=== Written instruction ===
Copy the entries below without any change, from the line containing "For every button, label, input, icon, or" through the line containing "Text: A: A xyxy=(48,317,52,327)", with both of those lines included.

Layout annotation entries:
§ §

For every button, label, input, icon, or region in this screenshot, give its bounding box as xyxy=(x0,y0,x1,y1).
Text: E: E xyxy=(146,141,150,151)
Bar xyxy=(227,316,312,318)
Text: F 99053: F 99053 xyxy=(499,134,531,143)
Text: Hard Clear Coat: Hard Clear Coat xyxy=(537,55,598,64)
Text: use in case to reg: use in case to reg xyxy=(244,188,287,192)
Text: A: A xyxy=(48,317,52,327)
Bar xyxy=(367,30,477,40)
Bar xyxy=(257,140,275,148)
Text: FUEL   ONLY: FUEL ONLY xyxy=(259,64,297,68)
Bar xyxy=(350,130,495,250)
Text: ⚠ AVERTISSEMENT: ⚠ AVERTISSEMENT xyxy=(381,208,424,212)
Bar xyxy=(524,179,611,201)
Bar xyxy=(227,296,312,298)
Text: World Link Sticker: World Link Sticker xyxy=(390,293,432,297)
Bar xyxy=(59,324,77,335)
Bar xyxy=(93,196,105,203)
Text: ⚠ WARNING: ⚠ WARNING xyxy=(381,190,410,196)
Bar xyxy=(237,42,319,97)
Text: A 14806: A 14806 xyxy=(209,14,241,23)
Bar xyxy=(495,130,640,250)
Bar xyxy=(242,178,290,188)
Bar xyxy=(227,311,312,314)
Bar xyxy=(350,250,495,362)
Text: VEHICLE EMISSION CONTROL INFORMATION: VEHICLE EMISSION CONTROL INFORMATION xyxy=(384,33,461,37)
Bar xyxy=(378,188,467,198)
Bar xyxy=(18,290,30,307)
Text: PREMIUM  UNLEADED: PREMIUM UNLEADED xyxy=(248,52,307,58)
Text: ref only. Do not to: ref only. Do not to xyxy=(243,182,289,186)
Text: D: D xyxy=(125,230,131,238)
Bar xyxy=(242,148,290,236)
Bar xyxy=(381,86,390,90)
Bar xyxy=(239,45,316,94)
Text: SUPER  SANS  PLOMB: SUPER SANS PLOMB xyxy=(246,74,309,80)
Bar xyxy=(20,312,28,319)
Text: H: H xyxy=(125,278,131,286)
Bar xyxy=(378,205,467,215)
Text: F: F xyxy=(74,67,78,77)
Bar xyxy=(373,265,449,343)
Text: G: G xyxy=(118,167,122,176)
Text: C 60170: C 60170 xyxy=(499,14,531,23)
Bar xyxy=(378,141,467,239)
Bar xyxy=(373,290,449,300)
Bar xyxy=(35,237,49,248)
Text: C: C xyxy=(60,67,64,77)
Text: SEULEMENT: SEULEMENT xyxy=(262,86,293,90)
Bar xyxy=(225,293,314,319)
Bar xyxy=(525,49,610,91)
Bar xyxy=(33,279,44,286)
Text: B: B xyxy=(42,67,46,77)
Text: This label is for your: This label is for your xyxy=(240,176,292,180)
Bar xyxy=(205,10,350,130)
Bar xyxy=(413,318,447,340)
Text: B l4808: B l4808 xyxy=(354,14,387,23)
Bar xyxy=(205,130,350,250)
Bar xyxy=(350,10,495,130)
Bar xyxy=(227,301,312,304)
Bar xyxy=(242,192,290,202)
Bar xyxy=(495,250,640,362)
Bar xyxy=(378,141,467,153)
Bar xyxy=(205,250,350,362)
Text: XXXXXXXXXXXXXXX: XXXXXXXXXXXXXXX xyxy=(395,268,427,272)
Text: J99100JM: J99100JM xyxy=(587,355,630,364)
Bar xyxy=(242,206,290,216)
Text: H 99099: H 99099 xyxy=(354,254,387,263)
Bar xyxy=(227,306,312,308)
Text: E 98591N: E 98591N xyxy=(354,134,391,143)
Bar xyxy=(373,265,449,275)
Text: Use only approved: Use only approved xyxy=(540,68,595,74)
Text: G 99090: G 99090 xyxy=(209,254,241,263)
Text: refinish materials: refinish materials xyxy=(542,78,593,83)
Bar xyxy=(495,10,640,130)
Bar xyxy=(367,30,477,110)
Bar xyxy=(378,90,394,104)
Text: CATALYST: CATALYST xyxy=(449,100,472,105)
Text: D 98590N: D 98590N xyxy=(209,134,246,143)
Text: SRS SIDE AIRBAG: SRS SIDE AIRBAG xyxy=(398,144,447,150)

§ §

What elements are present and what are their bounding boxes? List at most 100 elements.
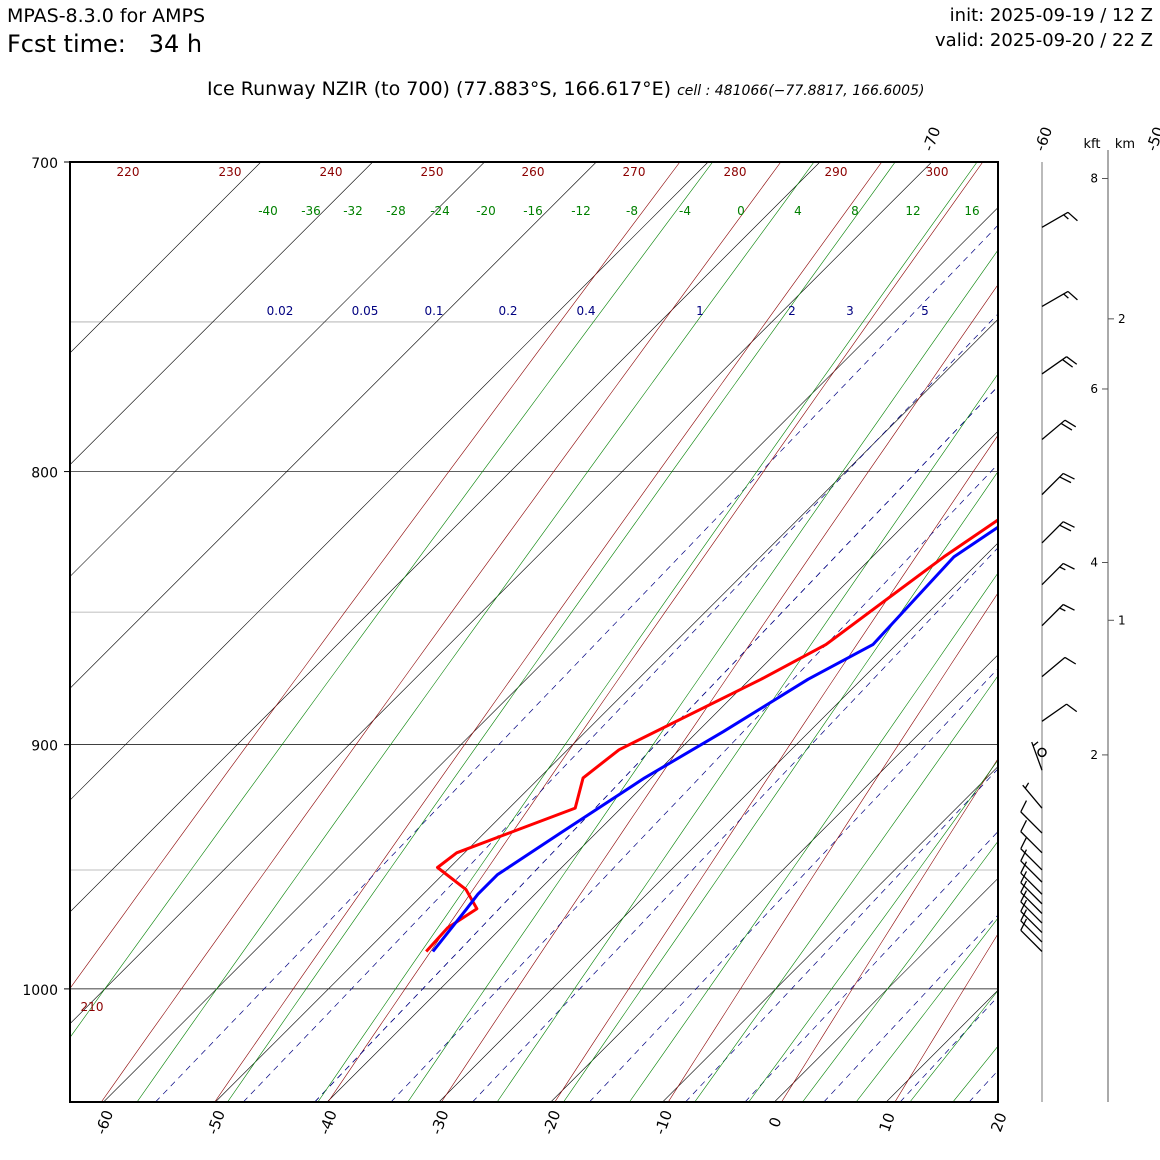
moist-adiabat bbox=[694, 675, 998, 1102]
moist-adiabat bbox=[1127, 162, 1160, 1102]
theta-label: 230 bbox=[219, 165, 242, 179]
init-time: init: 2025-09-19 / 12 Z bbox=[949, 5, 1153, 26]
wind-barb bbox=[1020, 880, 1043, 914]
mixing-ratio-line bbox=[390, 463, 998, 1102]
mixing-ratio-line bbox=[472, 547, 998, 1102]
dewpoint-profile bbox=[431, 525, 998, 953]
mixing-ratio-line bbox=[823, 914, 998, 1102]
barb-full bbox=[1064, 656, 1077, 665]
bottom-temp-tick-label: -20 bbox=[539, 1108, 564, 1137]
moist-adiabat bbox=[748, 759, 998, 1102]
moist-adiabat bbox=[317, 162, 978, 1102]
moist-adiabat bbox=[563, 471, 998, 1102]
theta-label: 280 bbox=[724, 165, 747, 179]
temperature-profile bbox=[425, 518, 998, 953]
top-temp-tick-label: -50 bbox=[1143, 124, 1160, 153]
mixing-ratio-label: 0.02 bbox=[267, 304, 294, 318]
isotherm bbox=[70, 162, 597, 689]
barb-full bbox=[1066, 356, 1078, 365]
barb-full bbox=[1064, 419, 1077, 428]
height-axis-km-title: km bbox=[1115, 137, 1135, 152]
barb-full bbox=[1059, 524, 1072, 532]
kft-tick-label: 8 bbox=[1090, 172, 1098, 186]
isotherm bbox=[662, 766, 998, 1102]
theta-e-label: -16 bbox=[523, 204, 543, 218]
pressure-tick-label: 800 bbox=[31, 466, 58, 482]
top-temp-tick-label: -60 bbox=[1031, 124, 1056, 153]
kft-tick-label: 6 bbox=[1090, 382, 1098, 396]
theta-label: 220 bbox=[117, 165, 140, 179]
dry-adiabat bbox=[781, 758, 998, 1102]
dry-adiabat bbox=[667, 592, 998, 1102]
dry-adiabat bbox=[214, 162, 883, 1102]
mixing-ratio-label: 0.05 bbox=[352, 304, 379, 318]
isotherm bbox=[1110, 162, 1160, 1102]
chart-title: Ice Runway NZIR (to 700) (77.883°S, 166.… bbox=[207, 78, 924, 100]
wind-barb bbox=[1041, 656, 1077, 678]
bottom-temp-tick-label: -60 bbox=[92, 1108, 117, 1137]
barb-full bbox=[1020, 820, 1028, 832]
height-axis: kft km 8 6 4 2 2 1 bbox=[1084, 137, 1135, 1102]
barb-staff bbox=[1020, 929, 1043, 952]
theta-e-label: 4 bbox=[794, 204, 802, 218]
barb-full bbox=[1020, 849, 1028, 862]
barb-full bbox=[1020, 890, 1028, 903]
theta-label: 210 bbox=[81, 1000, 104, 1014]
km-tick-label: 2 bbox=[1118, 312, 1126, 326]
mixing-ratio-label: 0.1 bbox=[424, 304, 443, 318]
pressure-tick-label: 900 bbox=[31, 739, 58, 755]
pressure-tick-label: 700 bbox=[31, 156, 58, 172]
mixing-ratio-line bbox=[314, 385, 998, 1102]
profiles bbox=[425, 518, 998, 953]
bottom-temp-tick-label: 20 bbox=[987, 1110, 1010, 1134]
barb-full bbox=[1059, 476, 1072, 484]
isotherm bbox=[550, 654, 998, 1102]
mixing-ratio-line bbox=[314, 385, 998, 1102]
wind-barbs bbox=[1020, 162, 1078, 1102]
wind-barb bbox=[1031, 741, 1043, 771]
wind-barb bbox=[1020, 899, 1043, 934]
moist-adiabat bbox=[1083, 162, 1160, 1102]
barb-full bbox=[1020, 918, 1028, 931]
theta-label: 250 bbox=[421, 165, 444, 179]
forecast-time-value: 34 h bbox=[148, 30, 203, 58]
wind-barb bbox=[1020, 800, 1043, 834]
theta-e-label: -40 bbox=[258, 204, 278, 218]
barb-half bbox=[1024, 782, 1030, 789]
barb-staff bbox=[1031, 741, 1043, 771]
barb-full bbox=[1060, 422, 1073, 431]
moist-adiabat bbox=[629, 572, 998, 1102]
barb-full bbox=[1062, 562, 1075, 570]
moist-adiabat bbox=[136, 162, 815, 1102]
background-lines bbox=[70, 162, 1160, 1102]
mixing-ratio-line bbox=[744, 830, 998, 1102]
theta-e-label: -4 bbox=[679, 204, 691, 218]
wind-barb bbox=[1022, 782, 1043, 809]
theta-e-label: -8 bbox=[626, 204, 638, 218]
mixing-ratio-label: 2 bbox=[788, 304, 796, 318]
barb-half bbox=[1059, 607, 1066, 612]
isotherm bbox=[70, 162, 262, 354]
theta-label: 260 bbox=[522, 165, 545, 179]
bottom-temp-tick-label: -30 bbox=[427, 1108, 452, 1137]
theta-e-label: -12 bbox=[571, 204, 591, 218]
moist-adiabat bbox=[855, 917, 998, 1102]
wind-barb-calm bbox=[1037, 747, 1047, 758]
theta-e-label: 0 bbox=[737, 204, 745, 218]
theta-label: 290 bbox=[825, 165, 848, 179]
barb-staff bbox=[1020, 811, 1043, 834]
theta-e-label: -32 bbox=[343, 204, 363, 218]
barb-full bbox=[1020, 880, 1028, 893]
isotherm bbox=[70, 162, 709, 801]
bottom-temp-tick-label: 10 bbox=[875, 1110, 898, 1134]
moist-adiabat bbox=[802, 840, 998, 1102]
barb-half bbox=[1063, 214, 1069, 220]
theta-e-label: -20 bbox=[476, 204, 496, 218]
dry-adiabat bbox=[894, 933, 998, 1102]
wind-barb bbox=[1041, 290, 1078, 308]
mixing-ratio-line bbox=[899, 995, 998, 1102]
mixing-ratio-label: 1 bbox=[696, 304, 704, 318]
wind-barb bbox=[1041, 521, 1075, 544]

§ §

=== The answer ===
For every button, label, input, icon, or region in this screenshot, give its bounding box as xyxy=(x0,y0,x1,y1).
Text: E: E xyxy=(146,141,150,151)
Bar xyxy=(227,316,312,318)
Text: F 99053: F 99053 xyxy=(499,134,531,143)
Text: Hard Clear Coat: Hard Clear Coat xyxy=(537,55,598,64)
Text: use in case to reg: use in case to reg xyxy=(244,188,287,192)
Text: A: A xyxy=(48,317,52,327)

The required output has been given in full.